**SHORT TASK**
Write out all entries word for word.

:: RECORDS FOR PROCESSING ::

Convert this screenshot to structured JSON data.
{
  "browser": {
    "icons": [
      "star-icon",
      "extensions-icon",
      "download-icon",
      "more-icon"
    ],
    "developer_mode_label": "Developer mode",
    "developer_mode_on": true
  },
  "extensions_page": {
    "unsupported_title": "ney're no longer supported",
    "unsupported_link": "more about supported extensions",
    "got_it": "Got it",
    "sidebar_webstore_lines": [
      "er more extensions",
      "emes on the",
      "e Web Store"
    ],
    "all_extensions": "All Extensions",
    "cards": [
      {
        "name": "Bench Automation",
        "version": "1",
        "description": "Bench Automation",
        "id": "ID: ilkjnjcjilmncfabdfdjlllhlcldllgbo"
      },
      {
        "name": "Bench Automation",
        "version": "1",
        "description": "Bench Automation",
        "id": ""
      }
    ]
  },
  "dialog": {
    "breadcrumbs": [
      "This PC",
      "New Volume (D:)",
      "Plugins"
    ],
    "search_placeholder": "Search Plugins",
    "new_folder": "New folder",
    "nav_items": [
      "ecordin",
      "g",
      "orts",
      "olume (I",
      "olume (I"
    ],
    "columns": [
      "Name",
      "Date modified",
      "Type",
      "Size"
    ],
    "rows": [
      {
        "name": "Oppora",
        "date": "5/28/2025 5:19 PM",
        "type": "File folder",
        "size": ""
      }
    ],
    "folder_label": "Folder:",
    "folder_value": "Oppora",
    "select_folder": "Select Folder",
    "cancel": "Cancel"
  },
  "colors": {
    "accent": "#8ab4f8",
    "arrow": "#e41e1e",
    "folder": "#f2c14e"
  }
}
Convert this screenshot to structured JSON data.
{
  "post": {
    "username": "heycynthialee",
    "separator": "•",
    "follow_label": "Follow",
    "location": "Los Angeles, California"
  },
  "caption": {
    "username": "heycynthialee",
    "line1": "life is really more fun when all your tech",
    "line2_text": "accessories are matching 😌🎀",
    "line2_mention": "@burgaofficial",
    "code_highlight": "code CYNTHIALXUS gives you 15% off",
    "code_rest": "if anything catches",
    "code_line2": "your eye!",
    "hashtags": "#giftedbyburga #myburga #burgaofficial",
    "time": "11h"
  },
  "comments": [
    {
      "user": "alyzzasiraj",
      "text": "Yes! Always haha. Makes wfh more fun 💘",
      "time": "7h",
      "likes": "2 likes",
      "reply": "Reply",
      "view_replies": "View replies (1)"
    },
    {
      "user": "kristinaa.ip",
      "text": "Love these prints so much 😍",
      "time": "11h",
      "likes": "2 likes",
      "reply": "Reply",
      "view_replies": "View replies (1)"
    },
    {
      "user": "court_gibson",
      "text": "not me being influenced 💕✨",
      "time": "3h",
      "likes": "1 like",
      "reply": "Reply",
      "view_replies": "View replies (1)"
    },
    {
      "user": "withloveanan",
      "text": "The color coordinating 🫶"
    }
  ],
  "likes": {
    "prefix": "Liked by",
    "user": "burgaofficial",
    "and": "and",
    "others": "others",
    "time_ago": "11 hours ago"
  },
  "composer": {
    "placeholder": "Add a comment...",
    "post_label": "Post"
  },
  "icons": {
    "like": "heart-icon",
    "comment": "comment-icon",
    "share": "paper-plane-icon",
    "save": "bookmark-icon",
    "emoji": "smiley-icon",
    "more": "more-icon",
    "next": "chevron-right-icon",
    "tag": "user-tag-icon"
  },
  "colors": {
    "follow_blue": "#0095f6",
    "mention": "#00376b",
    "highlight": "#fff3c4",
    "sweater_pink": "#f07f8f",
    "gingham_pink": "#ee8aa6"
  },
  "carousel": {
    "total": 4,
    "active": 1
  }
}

:::

**RESULT OF THE TASK**
Convert this screenshot to structured JSON data.
{
  "browser": {
    "icons": [
      "star-icon",
      "extensions-icon",
      "download-icon",
      "more-icon"
    ],
    "developer_mode_label": "Developer mode",
    "developer_mode_on": true
  },
  "extensions_page": {
    "unsupported_title": "ney're no longer supported",
    "unsupported_link": "more about supported extensions",
    "got_it": "Got it",
    "sidebar_webstore_lines": [
      "er more extensions",
      "emes on the",
      "e Web Store"
    ],
    "all_extensions": "All Extensions",
    "cards": [
      {
        "name": "Bench Automation",
        "version": "1",
        "description": "Bench Automation",
        "id": "ID: ilkjnjcjilmncfabdfdjlllhlcldllgbo"
      },
      {
        "name": "Bench Automation",
        "version": "1",
        "description": "Bench Automation",
        "id": ""
      }
    ]
  },
  "dialog": {
    "breadcrumbs": [
      "This PC",
      "New Volume (D:)",
      "Plugins"
    ],
    "search_placeholder": "Search Plugins",
    "new_folder": "New folder",
    "nav_items": [
      "ecordin",
      "g",
      "orts",
      "olume (I",
      "olume (I"
    ],
    "columns": [
      "Name",
      "Date modified",
      "Type",
      "Size"
    ],
    "rows": [
      {
        "name": "Oppora",
        "date": "5/28/2025 5:19 PM",
        "type": "File folder",
        "size": ""
      }
    ],
    "folder_label": "Folder:",
    "folder_value": "Oppora",
    "select_folder": "Select Folder",
    "cancel": "Cancel"
  },
  "colors": {
    "accent": "#8ab4f8",
    "arrow": "#e41e1e",
    "folder": "#f2c14e"
  }
}
Convert this screenshot to structured JSON data.
{
  "post": {
    "username": "heycynthialee",
    "separator": "•",
    "follow_label": "Follow",
    "location": "Los Angeles, California"
  },
  "caption": {
    "username": "heycynthialee",
    "line1": "life is really more fun when all your tech",
    "line2_text": "accessories are matching 😌🎀",
    "line2_mention": "@burgaofficial",
    "code_highlight": "code CYNTHIALXUS gives you 15% off",
    "code_rest": "if anything catches",
    "code_line2": "your eye!",
    "hashtags": "#giftedbyburga #myburga #burgaofficial",
    "time": "11h"
  },
  "comments": [
    {
      "user": "alyzzasiraj",
      "text": "Yes! Always haha. Makes wfh more fun 💘",
      "time": "7h",
      "likes": "2 likes",
      "reply": "Reply",
      "view_replies": "View replies (1)"
    },
    {
      "user": "kristinaa.ip",
      "text": "Love these prints so much 😍",
      "time": "11h",
      "likes": "2 likes",
      "reply": "Reply",
      "view_replies": "View replies (1)"
    },
    {
      "user": "court_gibson",
      "text": "not me being influenced 💕✨",
      "time": "3h",
      "likes": "1 like",
      "reply": "Reply",
      "view_replies": "View replies (1)"
    },
    {
      "user": "withloveanan",
      "text": "The color coordinating 🫶"
    }
  ],
  "likes": {
    "prefix": "Liked by",
    "user": "burgaofficial",
    "and": "and",
    "others": "others",
    "time_ago": "11 hours ago"
  },
  "composer": {
    "placeholder": "Add a comment...",
    "post_label": "Post"
  },
  "icons": {
    "like": "heart-icon",
    "comment": "comment-icon",
    "share": "paper-plane-icon",
    "save": "bookmark-icon",
    "emoji": "smiley-icon",
    "more": "more-icon",
    "next": "chevron-right-icon",
    "tag": "user-tag-icon"
  },
  "colors": {
    "follow_blue": "#0095f6",
    "mention": "#00376b",
    "highlight": "#fff3c4",
    "sweater_pink": "#f07f8f",
    "gingham_pink": "#ee8aa6"
  },
  "carousel": {
    "total": 4,
    "active": 1
  }
}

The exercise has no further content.